> Exercise requirements:
Write the records out again exactly, leaving no images in.

> Task inputs:
________________

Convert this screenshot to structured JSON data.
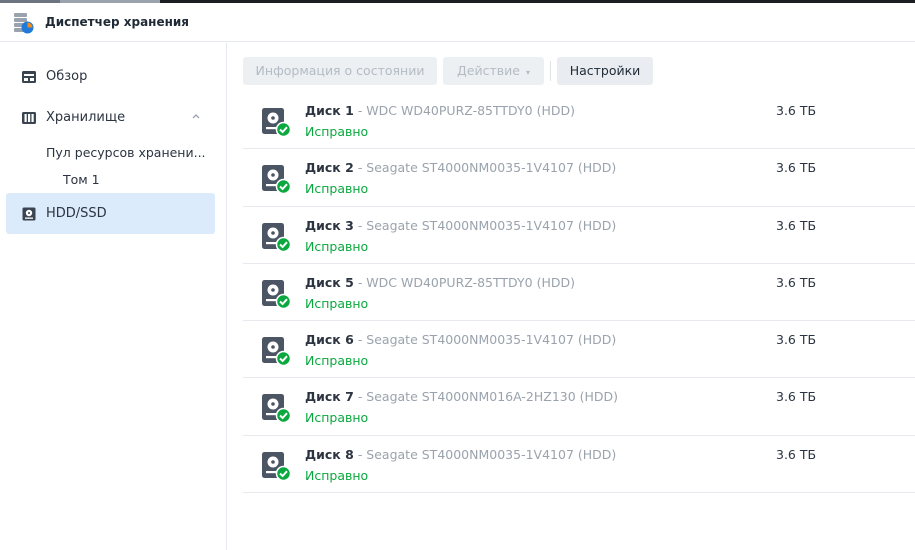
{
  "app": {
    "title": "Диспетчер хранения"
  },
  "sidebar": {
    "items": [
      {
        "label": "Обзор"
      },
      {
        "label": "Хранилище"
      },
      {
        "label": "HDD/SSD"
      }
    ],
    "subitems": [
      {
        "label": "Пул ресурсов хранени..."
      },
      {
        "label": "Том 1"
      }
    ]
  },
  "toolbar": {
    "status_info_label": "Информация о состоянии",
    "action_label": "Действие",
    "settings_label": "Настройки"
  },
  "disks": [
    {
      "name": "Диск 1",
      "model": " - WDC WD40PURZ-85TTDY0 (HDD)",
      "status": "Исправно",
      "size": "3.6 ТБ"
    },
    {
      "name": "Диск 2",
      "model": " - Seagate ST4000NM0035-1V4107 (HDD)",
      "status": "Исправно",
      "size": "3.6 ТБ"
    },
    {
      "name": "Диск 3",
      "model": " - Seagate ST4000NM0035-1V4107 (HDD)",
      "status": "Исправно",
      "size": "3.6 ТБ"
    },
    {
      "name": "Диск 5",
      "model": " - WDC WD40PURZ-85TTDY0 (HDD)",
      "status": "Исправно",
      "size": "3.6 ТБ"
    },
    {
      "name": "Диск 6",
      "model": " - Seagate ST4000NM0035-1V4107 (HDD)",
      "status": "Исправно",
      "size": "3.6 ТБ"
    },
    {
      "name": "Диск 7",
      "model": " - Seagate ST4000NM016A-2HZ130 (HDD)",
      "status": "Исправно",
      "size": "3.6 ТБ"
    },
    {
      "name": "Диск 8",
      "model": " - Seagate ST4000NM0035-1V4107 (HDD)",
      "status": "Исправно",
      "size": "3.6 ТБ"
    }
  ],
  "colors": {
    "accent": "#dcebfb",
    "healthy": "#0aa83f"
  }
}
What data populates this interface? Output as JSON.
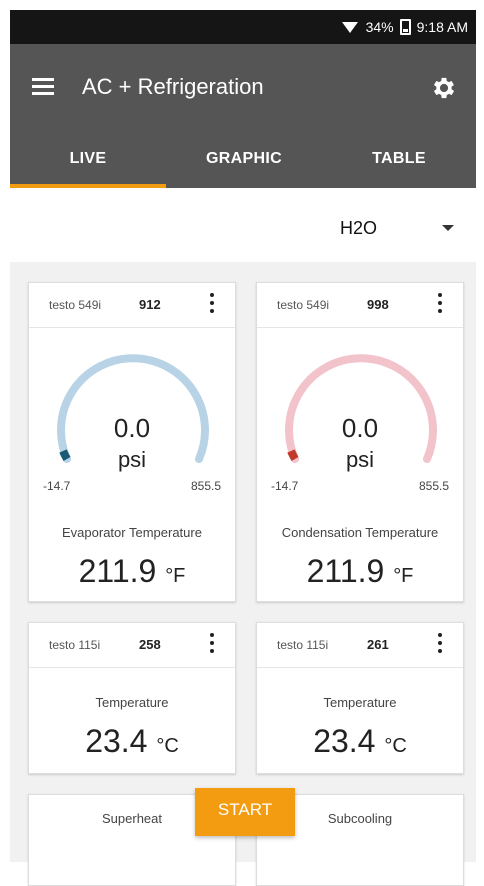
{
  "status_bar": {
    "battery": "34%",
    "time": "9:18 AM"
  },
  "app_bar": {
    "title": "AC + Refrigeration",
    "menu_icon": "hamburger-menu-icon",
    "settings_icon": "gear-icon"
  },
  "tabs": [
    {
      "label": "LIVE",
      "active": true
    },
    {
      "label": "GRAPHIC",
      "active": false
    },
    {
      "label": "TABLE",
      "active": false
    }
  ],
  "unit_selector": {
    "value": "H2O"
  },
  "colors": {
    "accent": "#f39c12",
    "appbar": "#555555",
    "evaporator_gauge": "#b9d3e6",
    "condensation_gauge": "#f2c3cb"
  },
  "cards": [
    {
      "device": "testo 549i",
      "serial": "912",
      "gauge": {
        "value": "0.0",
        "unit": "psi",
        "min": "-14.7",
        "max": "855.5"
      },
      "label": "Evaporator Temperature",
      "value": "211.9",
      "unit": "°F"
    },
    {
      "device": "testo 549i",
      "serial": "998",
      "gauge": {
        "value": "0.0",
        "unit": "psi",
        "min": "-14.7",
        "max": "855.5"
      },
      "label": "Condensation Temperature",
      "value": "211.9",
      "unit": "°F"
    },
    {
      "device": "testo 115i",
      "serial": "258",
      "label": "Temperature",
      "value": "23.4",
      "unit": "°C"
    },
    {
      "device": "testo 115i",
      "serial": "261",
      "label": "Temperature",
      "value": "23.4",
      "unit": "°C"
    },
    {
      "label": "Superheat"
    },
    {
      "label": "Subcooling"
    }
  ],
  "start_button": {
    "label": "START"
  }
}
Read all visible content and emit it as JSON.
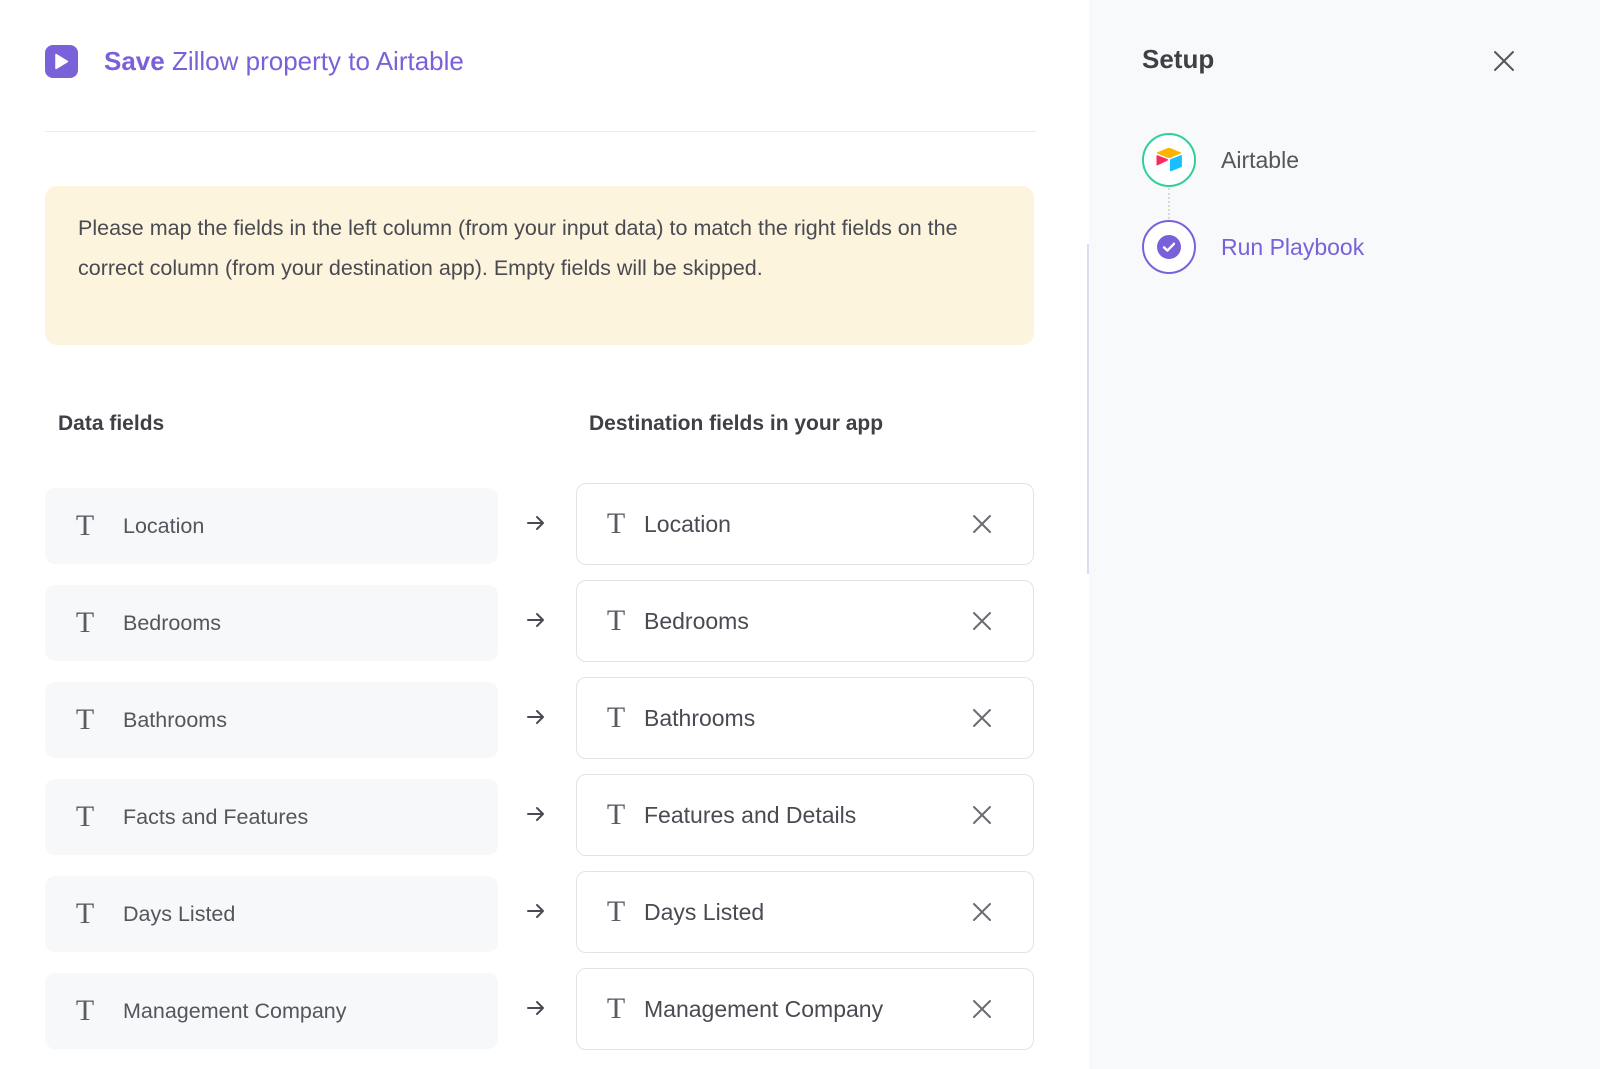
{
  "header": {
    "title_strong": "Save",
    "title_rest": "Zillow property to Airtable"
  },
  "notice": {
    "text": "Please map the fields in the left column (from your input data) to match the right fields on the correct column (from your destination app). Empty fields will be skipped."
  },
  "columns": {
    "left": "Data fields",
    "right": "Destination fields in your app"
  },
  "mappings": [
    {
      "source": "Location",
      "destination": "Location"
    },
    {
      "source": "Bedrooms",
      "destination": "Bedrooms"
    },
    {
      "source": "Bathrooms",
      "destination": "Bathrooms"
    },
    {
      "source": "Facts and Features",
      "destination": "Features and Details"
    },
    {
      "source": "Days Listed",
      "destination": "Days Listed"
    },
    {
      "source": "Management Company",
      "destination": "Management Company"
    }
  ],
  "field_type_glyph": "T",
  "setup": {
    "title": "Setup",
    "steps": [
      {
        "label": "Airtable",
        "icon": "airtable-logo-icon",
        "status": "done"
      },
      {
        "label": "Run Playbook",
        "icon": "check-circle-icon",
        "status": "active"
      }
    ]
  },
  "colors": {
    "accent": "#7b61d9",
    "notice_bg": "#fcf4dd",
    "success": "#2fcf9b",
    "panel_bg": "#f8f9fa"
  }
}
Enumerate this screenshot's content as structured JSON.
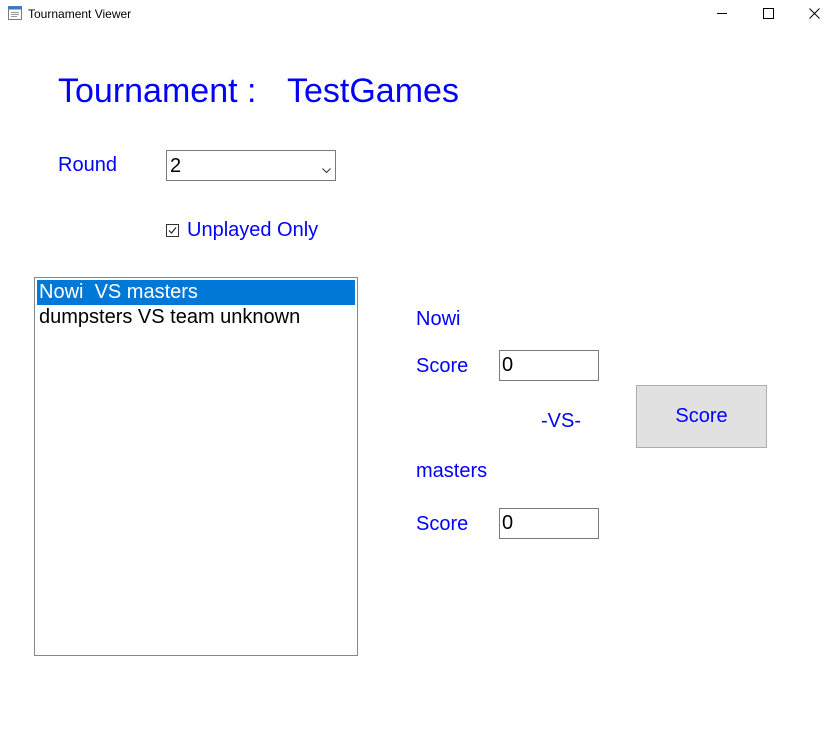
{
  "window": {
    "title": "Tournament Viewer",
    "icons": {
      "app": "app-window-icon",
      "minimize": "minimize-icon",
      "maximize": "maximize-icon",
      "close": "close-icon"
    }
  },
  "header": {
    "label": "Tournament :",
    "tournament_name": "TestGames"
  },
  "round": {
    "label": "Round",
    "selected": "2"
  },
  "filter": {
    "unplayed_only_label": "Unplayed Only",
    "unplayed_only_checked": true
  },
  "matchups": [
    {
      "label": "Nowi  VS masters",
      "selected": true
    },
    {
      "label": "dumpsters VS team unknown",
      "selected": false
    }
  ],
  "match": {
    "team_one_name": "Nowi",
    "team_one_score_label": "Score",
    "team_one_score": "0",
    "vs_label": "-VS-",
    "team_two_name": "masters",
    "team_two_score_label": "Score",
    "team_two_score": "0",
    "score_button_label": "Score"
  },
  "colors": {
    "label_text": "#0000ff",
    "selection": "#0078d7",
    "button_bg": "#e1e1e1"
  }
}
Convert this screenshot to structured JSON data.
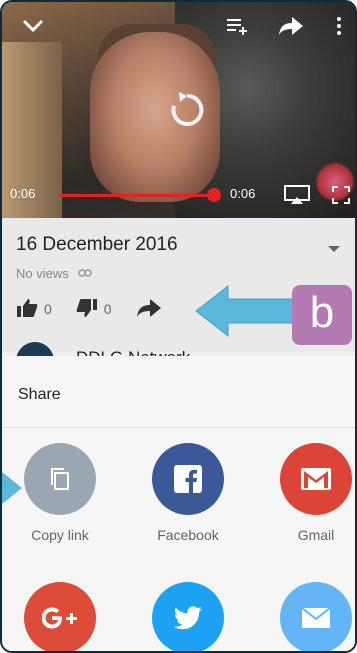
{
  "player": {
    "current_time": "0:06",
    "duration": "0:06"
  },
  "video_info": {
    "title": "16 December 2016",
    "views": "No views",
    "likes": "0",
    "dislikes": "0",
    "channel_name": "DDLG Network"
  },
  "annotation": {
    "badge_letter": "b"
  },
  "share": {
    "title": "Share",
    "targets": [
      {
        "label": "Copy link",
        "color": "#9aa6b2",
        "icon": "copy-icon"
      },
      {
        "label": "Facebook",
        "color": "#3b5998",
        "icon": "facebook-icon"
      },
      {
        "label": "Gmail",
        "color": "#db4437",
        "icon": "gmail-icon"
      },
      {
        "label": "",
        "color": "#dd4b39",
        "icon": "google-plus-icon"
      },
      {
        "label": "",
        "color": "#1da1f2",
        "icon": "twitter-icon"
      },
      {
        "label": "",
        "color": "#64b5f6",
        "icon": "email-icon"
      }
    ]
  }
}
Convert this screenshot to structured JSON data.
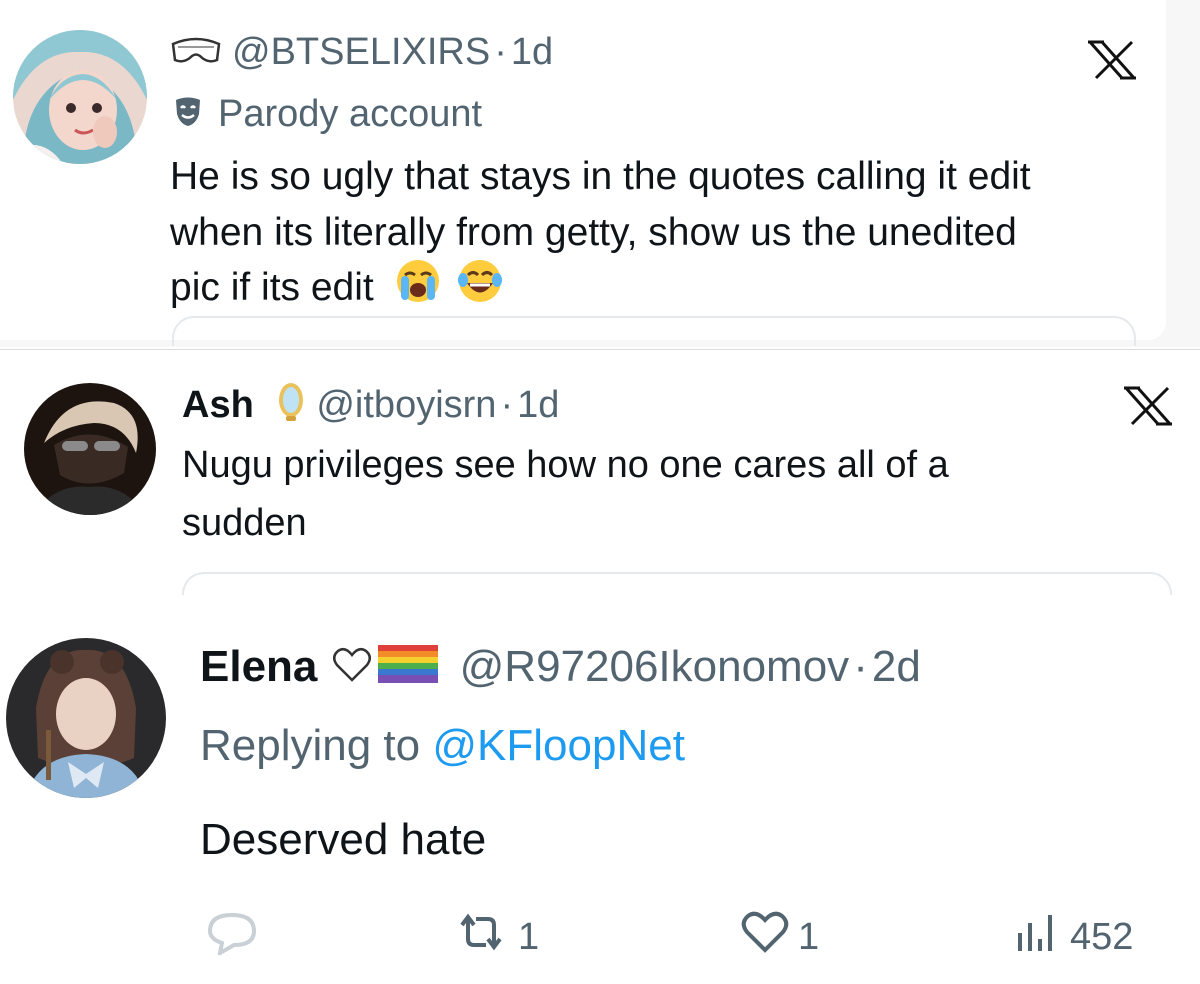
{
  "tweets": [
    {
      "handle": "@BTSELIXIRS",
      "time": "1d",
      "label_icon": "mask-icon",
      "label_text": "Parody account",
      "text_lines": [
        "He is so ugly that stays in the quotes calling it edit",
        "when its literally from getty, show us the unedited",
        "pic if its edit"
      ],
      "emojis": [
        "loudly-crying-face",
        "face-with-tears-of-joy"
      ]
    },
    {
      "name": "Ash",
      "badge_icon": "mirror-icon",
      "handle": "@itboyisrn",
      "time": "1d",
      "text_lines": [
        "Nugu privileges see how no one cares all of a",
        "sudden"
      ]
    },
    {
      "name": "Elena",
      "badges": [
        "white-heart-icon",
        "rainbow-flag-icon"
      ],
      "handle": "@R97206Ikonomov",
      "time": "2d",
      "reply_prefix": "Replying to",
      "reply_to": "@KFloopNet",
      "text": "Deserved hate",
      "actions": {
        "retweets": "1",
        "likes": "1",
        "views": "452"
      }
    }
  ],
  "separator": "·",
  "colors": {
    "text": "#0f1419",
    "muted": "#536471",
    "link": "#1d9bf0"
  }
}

________________

> Task solution:
Convert this screenshot to structured JSON data.
{
  "app": {
    "title": "Диспетчер хранения"
  },
  "sidebar": {
    "items": [
      {
        "label": "Обзор"
      },
      {
        "label": "Хранилище"
      },
      {
        "label": "HDD/SSD"
      }
    ],
    "subitems": [
      {
        "label": "Пул ресурсов хранени..."
      },
      {
        "label": "Том 1"
      }
    ]
  },
  "toolbar": {
    "status_info_label": "Информация о состоянии",
    "action_label": "Действие",
    "settings_label": "Настройки"
  },
  "disks": [
    {
      "name": "Диск 1",
      "model": " - WDC WD40PURZ-85TTDY0 (HDD)",
      "status": "Исправно",
      "size": "3.6 ТБ"
    },
    {
      "name": "Диск 2",
      "model": " - Seagate ST4000NM0035-1V4107 (HDD)",
      "status": "Исправно",
      "size": "3.6 ТБ"
    },
    {
      "name": "Диск 3",
      "model": " - Seagate ST4000NM0035-1V4107 (HDD)",
      "status": "Исправно",
      "size": "3.6 ТБ"
    },
    {
      "name": "Диск 5",
      "model": " - WDC WD40PURZ-85TTDY0 (HDD)",
      "status": "Исправно",
      "size": "3.6 ТБ"
    },
    {
      "name": "Диск 6",
      "model": " - Seagate ST4000NM0035-1V4107 (HDD)",
      "status": "Исправно",
      "size": "3.6 ТБ"
    },
    {
      "name": "Диск 7",
      "model": " - Seagate ST4000NM016A-2HZ130 (HDD)",
      "status": "Исправно",
      "size": "3.6 ТБ"
    },
    {
      "name": "Диск 8",
      "model": " - Seagate ST4000NM0035-1V4107 (HDD)",
      "status": "Исправно",
      "size": "3.6 ТБ"
    }
  ],
  "colors": {
    "accent": "#dcebfb",
    "healthy": "#0aa83f"
  }
}
What data populates this interface? Output as JSON.
{
  "status_bar": {
    "battery": "34%",
    "time": "9:18 AM"
  },
  "app_bar": {
    "title": "AC + Refrigeration",
    "menu_icon": "hamburger-menu-icon",
    "settings_icon": "gear-icon"
  },
  "tabs": [
    {
      "label": "LIVE",
      "active": true
    },
    {
      "label": "GRAPHIC",
      "active": false
    },
    {
      "label": "TABLE",
      "active": false
    }
  ],
  "unit_selector": {
    "value": "H2O"
  },
  "colors": {
    "accent": "#f39c12",
    "appbar": "#555555",
    "evaporator_gauge": "#b9d3e6",
    "condensation_gauge": "#f2c3cb"
  },
  "cards": [
    {
      "device": "testo 549i",
      "serial": "912",
      "gauge": {
        "value": "0.0",
        "unit": "psi",
        "min": "-14.7",
        "max": "855.5"
      },
      "label": "Evaporator Temperature",
      "value": "211.9",
      "unit": "°F"
    },
    {
      "device": "testo 549i",
      "serial": "998",
      "gauge": {
        "value": "0.0",
        "unit": "psi",
        "min": "-14.7",
        "max": "855.5"
      },
      "label": "Condensation Temperature",
      "value": "211.9",
      "unit": "°F"
    },
    {
      "device": "testo 115i",
      "serial": "258",
      "label": "Temperature",
      "value": "23.4",
      "unit": "°C"
    },
    {
      "device": "testo 115i",
      "serial": "261",
      "label": "Temperature",
      "value": "23.4",
      "unit": "°C"
    },
    {
      "label": "Superheat"
    },
    {
      "label": "Subcooling"
    }
  ],
  "start_button": {
    "label": "START"
  }
}
Read all visible content and emit it as JSON.
{
  "header": {
    "title_strong": "Save",
    "title_rest": "Zillow property to Airtable"
  },
  "notice": {
    "text": "Please map the fields in the left column (from your input data) to match the right fields on the correct column (from your destination app). Empty fields will be skipped."
  },
  "columns": {
    "left": "Data fields",
    "right": "Destination fields in your app"
  },
  "mappings": [
    {
      "source": "Location",
      "destination": "Location"
    },
    {
      "source": "Bedrooms",
      "destination": "Bedrooms"
    },
    {
      "source": "Bathrooms",
      "destination": "Bathrooms"
    },
    {
      "source": "Facts and Features",
      "destination": "Features and Details"
    },
    {
      "source": "Days Listed",
      "destination": "Days Listed"
    },
    {
      "source": "Management Company",
      "destination": "Management Company"
    }
  ],
  "field_type_glyph": "T",
  "setup": {
    "title": "Setup",
    "steps": [
      {
        "label": "Airtable",
        "icon": "airtable-logo-icon",
        "status": "done"
      },
      {
        "label": "Run Playbook",
        "icon": "check-circle-icon",
        "status": "active"
      }
    ]
  },
  "colors": {
    "accent": "#7b61d9",
    "notice_bg": "#fcf4dd",
    "success": "#2fcf9b",
    "panel_bg": "#f8f9fa"
  }
}
Enumerate this screenshot's content as structured JSON.
{
  "window": {
    "title": "Tournament Viewer",
    "icons": {
      "app": "app-window-icon",
      "minimize": "minimize-icon",
      "maximize": "maximize-icon",
      "close": "close-icon"
    }
  },
  "header": {
    "label": "Tournament :",
    "tournament_name": "TestGames"
  },
  "round": {
    "label": "Round",
    "selected": "2"
  },
  "filter": {
    "unplayed_only_label": "Unplayed Only",
    "unplayed_only_checked": true
  },
  "matchups": [
    {
      "label": "Nowi  VS masters",
      "selected": true
    },
    {
      "label": "dumpsters VS team unknown",
      "selected": false
    }
  ],
  "match": {
    "team_one_name": "Nowi",
    "team_one_score_label": "Score",
    "team_one_score": "0",
    "vs_label": "-VS-",
    "team_two_name": "masters",
    "team_two_score_label": "Score",
    "team_two_score": "0",
    "score_button_label": "Score"
  },
  "colors": {
    "label_text": "#0000ff",
    "selection": "#0078d7",
    "button_bg": "#e1e1e1"
  }
}
Convert this screenshot to structured JSON data.
{
  "player": {
    "current_time": "0:06",
    "duration": "0:06"
  },
  "video_info": {
    "title": "16 December 2016",
    "views": "No views",
    "likes": "0",
    "dislikes": "0",
    "channel_name": "DDLG Network"
  },
  "annotation": {
    "badge_letter": "b"
  },
  "share": {
    "title": "Share",
    "targets": [
      {
        "label": "Copy link",
        "color": "#9aa6b2",
        "icon": "copy-icon"
      },
      {
        "label": "Facebook",
        "color": "#3b5998",
        "icon": "facebook-icon"
      },
      {
        "label": "Gmail",
        "color": "#db4437",
        "icon": "gmail-icon"
      },
      {
        "label": "",
        "color": "#dd4b39",
        "icon": "google-plus-icon"
      },
      {
        "label": "",
        "color": "#1da1f2",
        "icon": "twitter-icon"
      },
      {
        "label": "",
        "color": "#64b5f6",
        "icon": "email-icon"
      }
    ]
  }
}
Convert this screenshot to structured JSON data.
{
  "tweets": [
    {
      "handle": "@BTSELIXIRS",
      "time": "1d",
      "label_icon": "mask-icon",
      "label_text": "Parody account",
      "text_lines": [
        "He is so ugly that stays in the quotes calling it edit",
        "when its literally from getty, show us the unedited",
        "pic if its edit"
      ],
      "emojis": [
        "loudly-crying-face",
        "face-with-tears-of-joy"
      ]
    },
    {
      "name": "Ash",
      "badge_icon": "mirror-icon",
      "handle": "@itboyisrn",
      "time": "1d",
      "text_lines": [
        "Nugu privileges see how no one cares all of a",
        "sudden"
      ]
    },
    {
      "name": "Elena",
      "badges": [
        "white-heart-icon",
        "rainbow-flag-icon"
      ],
      "handle": "@R97206Ikonomov",
      "time": "2d",
      "reply_prefix": "Replying to",
      "reply_to": "@KFloopNet",
      "text": "Deserved hate",
      "actions": {
        "retweets": "1",
        "likes": "1",
        "views": "452"
      }
    }
  ],
  "separator": "·",
  "colors": {
    "text": "#0f1419",
    "muted": "#536471",
    "link": "#1d9bf0"
  }
}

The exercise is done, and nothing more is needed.